What you are asked to do: Your task is to copy every line of the records below that contains "mengira".

■ ■ ■

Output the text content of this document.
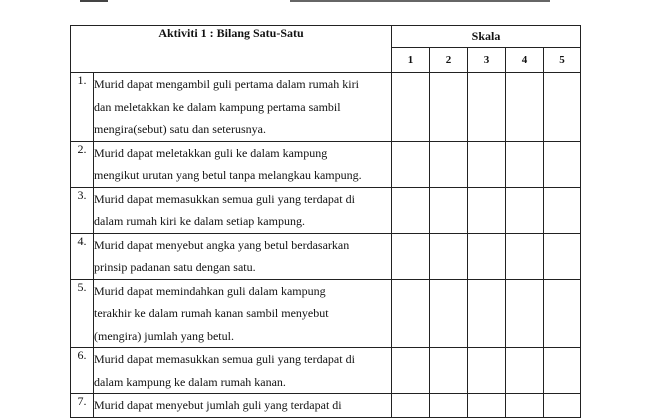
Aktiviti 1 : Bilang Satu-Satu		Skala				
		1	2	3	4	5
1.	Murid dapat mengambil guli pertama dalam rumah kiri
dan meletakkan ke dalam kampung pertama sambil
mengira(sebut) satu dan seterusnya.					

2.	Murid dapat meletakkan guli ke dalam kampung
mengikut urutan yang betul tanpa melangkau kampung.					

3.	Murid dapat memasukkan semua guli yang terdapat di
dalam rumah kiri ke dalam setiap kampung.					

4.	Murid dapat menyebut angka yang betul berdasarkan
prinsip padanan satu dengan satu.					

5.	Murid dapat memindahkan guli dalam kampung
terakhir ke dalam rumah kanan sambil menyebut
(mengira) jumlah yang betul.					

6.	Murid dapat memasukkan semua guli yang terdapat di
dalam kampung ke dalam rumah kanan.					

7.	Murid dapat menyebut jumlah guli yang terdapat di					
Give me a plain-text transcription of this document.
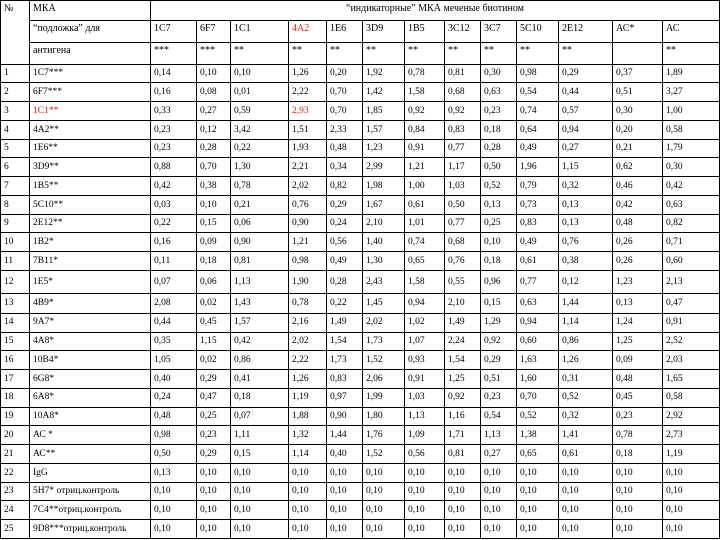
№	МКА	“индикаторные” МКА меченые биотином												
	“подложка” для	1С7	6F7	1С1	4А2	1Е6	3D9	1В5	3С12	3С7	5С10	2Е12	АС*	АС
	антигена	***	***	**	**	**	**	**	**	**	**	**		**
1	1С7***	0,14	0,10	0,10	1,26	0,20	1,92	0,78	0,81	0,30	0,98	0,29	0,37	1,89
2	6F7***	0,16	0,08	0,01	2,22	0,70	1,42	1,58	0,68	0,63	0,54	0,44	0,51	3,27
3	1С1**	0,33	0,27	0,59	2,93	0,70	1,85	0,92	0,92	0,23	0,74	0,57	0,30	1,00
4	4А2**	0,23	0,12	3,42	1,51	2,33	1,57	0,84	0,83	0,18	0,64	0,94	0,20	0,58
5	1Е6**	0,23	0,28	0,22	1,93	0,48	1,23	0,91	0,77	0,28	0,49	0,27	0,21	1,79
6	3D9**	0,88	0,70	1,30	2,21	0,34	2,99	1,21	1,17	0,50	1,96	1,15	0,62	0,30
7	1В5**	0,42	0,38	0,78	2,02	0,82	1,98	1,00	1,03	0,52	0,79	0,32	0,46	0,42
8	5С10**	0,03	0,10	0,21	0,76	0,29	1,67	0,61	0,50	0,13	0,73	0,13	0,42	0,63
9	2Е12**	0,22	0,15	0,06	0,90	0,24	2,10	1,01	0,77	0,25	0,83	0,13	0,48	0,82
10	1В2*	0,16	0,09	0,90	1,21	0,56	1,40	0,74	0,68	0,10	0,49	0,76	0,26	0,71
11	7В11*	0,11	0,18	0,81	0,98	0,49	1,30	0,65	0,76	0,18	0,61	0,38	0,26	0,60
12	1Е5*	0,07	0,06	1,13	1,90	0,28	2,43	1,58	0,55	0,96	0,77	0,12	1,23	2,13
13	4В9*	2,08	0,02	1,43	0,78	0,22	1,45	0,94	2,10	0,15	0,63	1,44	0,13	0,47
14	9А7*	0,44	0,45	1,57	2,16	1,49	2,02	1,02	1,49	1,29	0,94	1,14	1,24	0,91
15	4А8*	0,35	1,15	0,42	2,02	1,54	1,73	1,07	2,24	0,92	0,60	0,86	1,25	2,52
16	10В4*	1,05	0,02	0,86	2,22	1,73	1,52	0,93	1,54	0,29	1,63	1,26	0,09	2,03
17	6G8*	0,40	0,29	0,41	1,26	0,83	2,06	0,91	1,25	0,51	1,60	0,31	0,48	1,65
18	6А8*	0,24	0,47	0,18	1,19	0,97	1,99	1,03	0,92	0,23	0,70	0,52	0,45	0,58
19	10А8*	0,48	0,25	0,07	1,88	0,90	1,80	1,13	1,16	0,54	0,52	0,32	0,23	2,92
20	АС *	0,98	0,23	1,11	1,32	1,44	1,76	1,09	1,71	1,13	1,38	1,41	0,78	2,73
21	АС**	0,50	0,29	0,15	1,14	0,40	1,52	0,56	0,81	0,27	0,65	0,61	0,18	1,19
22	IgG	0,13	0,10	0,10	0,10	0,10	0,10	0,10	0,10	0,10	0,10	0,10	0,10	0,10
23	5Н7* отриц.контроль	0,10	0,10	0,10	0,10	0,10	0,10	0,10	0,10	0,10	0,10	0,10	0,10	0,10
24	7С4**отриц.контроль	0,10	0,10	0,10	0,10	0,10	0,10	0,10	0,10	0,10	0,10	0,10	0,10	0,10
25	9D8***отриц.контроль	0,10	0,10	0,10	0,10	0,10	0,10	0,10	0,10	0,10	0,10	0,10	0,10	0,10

■ ■ ■

Exercise output:
mengira(sebut) satu dan seterusnya.					
(mengira) jumlah yang betul.					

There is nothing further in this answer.